━━━━━ GIVEN RECORDS
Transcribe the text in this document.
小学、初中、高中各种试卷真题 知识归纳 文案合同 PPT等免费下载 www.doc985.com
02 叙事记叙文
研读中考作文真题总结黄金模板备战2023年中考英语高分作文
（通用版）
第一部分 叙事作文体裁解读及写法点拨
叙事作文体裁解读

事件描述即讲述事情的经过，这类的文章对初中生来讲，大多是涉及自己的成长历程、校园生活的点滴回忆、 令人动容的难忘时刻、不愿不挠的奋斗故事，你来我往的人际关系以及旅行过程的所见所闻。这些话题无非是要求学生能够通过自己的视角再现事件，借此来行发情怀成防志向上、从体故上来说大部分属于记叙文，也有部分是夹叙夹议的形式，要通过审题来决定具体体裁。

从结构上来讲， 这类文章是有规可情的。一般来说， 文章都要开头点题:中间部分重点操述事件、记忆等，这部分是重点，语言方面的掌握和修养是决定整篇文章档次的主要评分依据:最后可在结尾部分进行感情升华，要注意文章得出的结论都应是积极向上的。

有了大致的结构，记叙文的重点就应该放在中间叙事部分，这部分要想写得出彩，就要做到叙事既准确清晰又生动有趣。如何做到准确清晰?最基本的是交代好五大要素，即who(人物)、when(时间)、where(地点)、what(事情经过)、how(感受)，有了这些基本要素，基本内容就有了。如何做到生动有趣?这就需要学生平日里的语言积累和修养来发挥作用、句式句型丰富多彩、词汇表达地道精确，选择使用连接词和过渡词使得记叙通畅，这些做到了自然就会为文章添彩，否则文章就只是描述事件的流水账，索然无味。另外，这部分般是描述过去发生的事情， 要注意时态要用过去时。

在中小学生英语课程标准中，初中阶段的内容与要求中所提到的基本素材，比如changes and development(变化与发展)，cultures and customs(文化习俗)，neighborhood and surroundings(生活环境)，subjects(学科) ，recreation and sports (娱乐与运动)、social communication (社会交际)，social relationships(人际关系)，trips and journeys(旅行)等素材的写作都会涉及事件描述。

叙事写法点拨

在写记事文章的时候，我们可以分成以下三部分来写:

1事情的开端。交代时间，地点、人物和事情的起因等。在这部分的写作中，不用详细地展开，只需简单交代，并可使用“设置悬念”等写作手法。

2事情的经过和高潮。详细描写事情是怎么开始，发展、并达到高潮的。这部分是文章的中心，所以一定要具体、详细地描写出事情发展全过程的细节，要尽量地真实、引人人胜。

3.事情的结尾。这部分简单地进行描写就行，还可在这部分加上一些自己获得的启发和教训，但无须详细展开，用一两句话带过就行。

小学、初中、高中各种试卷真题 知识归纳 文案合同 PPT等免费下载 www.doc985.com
━━━━━━━━━━
━━━━━ GIVEN RECORDS
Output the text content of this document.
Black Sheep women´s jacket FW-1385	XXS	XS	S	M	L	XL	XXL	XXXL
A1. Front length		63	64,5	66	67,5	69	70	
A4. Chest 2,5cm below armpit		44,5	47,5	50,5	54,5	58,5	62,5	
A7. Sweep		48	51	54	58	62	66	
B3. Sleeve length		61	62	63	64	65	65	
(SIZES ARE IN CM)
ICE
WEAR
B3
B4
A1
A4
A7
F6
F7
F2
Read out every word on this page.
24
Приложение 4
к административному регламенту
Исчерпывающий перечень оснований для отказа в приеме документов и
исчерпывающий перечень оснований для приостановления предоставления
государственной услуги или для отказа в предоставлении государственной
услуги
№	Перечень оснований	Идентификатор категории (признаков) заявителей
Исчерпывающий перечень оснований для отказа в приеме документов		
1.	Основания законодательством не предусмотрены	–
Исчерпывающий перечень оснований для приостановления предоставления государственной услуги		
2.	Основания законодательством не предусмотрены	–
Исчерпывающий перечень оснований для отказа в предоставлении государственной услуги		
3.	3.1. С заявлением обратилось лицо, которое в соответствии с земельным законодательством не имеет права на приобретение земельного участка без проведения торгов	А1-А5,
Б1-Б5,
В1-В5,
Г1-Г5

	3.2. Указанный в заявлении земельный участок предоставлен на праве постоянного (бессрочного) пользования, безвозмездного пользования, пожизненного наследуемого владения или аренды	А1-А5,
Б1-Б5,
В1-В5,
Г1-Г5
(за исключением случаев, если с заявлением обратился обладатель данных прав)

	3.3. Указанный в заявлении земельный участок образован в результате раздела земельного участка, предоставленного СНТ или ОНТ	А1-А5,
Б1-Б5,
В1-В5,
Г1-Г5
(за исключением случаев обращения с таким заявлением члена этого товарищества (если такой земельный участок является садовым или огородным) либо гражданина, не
━━━━━━━━━━
Go through the lines above. Select every one that has the string "участка".

3.	3.1. С заявлением обратилось лицо, которое в соответствии с земельным законодательством не имеет права на приобретение земельного участка без проведения торгов	А1-А5,
	3.3. Указанный в заявлении земельный участок образован в результате раздела земельного участка, предоставленного СНТ или ОНТ	А1-А5,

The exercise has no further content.